(Problem requirements) Drop the pictures; give again exactly the lines from the one holding "Give me the" through the end of the data.
[Begin]
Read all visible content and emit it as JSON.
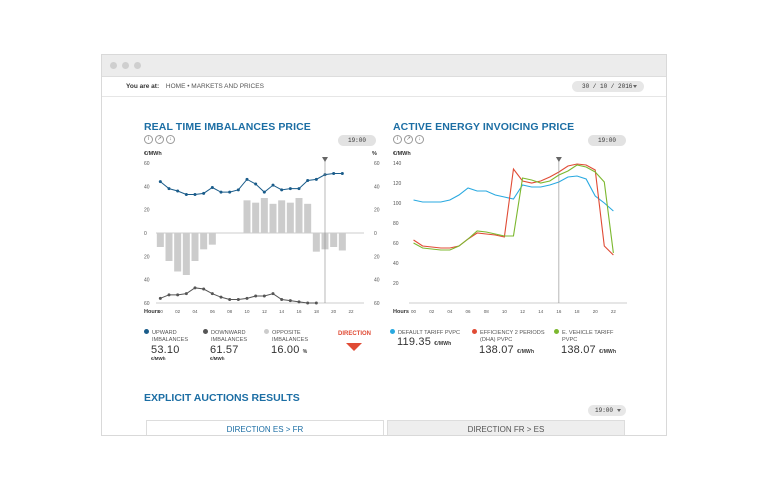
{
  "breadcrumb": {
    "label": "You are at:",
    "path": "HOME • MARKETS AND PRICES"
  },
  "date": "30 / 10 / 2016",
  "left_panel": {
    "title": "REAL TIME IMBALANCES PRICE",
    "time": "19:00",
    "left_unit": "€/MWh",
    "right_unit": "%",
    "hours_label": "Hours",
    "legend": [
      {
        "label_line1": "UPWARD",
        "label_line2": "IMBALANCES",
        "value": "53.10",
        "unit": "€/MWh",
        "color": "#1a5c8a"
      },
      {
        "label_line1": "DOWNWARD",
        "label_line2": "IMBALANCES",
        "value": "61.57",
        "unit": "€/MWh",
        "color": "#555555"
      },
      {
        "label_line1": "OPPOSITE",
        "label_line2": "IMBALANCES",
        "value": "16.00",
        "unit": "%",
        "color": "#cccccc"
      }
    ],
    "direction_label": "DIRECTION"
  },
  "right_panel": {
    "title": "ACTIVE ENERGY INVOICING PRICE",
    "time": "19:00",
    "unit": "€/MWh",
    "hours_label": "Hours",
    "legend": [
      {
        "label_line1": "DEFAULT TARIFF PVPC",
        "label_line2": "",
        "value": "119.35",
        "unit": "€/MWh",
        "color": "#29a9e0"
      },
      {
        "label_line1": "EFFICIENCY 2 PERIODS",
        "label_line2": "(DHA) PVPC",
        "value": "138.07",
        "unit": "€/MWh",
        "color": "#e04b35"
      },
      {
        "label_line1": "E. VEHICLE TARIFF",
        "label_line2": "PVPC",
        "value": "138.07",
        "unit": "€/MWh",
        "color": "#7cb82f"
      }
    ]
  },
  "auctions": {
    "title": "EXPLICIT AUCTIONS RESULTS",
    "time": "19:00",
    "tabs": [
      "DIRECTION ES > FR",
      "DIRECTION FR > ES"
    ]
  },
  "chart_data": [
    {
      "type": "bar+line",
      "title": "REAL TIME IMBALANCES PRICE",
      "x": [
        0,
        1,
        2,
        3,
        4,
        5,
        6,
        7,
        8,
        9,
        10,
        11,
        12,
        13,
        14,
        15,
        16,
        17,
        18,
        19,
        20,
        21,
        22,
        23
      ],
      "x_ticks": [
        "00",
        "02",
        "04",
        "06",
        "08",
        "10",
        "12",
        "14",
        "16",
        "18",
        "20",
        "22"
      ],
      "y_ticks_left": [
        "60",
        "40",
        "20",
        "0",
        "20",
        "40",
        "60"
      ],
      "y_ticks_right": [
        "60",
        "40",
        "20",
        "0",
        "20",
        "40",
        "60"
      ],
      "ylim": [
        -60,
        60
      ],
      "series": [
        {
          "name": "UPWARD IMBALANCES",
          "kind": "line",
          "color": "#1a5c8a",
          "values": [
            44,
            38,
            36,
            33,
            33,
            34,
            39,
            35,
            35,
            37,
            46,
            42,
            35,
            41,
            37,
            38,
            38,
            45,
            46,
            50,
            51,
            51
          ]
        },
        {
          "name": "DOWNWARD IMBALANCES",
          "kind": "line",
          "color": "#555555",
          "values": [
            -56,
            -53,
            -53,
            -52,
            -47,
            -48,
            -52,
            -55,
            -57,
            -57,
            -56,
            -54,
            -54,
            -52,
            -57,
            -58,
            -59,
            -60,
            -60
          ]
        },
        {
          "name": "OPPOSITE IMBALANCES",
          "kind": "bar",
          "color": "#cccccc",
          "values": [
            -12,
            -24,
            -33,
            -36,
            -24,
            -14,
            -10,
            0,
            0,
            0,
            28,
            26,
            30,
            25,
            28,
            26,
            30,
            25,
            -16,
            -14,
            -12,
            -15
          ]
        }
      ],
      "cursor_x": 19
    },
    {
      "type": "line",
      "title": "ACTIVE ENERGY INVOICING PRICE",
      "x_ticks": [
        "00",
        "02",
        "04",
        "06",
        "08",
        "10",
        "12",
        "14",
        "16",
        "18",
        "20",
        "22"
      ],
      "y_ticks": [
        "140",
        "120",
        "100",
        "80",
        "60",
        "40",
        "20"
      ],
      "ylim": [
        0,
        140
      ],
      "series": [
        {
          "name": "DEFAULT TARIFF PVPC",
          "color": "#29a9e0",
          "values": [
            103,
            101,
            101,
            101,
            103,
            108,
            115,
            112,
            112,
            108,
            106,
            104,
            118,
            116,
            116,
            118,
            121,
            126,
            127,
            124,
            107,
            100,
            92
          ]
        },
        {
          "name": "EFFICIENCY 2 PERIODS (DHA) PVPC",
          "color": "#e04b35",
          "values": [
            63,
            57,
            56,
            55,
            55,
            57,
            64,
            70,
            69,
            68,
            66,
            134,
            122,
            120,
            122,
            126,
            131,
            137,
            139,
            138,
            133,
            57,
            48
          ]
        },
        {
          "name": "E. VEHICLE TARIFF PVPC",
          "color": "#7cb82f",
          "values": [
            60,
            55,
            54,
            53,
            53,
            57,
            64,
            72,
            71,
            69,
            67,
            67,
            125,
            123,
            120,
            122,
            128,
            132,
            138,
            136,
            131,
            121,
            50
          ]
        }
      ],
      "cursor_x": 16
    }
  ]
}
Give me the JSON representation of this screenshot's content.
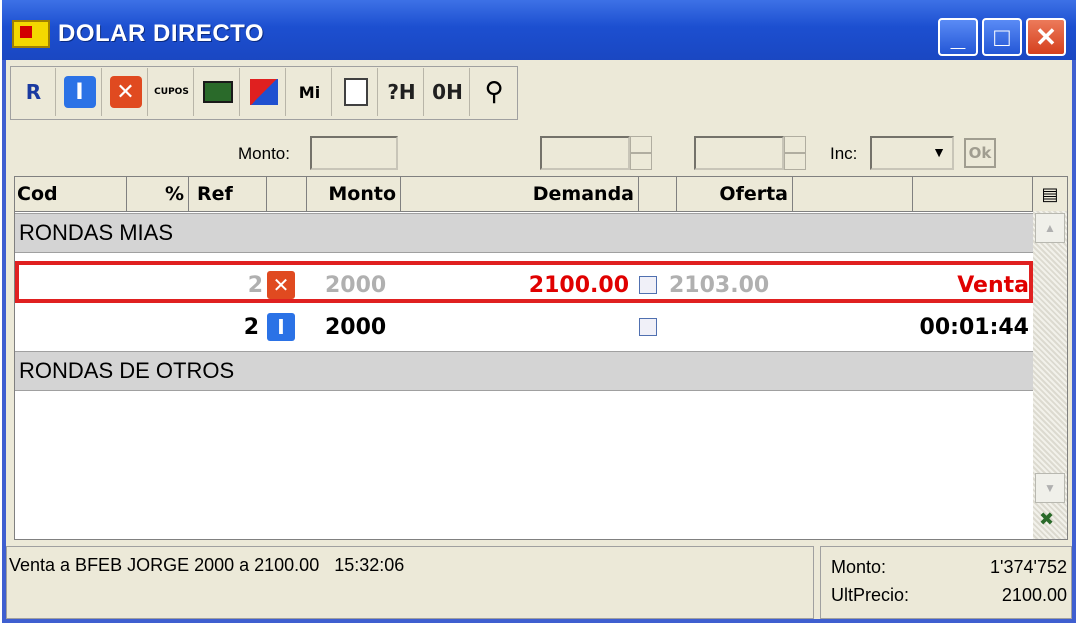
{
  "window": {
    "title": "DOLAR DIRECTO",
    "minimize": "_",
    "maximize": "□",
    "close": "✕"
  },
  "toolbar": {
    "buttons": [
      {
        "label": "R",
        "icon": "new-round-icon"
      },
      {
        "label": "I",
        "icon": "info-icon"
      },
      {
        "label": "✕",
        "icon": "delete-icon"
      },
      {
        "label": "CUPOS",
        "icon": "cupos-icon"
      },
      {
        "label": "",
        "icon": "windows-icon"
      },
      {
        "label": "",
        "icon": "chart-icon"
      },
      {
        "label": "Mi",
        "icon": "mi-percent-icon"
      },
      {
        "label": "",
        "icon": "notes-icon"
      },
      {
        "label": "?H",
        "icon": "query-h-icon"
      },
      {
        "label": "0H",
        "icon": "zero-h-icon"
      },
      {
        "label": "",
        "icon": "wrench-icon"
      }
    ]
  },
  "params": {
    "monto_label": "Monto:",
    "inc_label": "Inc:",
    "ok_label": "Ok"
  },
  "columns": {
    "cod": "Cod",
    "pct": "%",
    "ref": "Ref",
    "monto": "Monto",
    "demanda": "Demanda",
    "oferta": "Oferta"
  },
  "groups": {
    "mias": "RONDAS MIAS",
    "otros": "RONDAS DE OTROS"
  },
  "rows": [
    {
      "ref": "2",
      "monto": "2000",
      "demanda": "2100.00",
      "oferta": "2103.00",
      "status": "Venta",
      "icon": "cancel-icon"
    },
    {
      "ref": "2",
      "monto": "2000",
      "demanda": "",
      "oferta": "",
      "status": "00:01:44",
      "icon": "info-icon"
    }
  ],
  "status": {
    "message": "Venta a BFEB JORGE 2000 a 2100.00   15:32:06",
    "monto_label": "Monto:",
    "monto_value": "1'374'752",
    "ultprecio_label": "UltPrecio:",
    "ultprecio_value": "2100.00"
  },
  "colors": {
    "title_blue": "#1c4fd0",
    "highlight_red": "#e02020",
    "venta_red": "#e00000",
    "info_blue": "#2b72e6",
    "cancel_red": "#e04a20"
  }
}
[End]
(Task output)
Give me the JSON representation of this screenshot's content.
{
  "window": {
    "title": "DOLAR DIRECTO",
    "minimize": "_",
    "maximize": "□",
    "close": "✕"
  },
  "toolbar": {
    "buttons": [
      {
        "label": "R",
        "icon": "new-round-icon"
      },
      {
        "label": "I",
        "icon": "info-icon"
      },
      {
        "label": "✕",
        "icon": "delete-icon"
      },
      {
        "label": "CUPOS",
        "icon": "cupos-icon"
      },
      {
        "label": "",
        "icon": "windows-icon"
      },
      {
        "label": "",
        "icon": "chart-icon"
      },
      {
        "label": "Mi",
        "icon": "mi-percent-icon"
      },
      {
        "label": "",
        "icon": "notes-icon"
      },
      {
        "label": "?H",
        "icon": "query-h-icon"
      },
      {
        "label": "0H",
        "icon": "zero-h-icon"
      },
      {
        "label": "",
        "icon": "wrench-icon"
      }
    ]
  },
  "params": {
    "monto_label": "Monto:",
    "inc_label": "Inc:",
    "ok_label": "Ok"
  },
  "columns": {
    "cod": "Cod",
    "pct": "%",
    "ref": "Ref",
    "monto": "Monto",
    "demanda": "Demanda",
    "oferta": "Oferta"
  },
  "groups": {
    "mias": "RONDAS MIAS",
    "otros": "RONDAS DE OTROS"
  },
  "rows": [
    {
      "ref": "2",
      "monto": "2000",
      "demanda": "2100.00",
      "oferta": "2103.00",
      "status": "Venta",
      "icon": "cancel-icon"
    },
    {
      "ref": "2",
      "monto": "2000",
      "demanda": "",
      "oferta": "",
      "status": "00:01:44",
      "icon": "info-icon"
    }
  ],
  "status": {
    "message": "Venta a BFEB JORGE 2000 a 2100.00   15:32:06",
    "monto_label": "Monto:",
    "monto_value": "1'374'752",
    "ultprecio_label": "UltPrecio:",
    "ultprecio_value": "2100.00"
  },
  "colors": {
    "title_blue": "#1c4fd0",
    "highlight_red": "#e02020",
    "venta_red": "#e00000",
    "info_blue": "#2b72e6",
    "cancel_red": "#e04a20"
  }
}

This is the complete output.